Each line that holds the word "cycle" is to be identified and copied.

== Data provided

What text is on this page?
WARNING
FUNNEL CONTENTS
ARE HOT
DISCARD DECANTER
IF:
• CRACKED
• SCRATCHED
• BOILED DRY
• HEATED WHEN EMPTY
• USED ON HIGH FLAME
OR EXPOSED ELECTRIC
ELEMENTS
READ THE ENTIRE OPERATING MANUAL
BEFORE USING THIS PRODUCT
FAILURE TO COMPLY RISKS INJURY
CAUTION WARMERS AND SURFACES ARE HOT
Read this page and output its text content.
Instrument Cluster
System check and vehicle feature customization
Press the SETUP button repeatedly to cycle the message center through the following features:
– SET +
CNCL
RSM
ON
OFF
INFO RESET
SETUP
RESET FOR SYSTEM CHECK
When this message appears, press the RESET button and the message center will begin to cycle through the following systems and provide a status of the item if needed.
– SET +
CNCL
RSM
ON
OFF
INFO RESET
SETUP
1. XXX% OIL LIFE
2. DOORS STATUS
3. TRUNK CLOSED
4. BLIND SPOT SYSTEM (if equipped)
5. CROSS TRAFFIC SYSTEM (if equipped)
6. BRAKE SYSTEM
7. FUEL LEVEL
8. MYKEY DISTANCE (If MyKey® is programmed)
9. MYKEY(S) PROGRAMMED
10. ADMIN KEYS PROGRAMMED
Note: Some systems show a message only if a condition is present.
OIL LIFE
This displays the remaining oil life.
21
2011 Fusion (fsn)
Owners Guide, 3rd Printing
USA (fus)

====

Task output ->
Press the SETUP button repeatedly to cycle the message center through the following features:
When this message appears, press the RESET button and the message center will begin to cycle through the following systems and provide a status of the item if needed.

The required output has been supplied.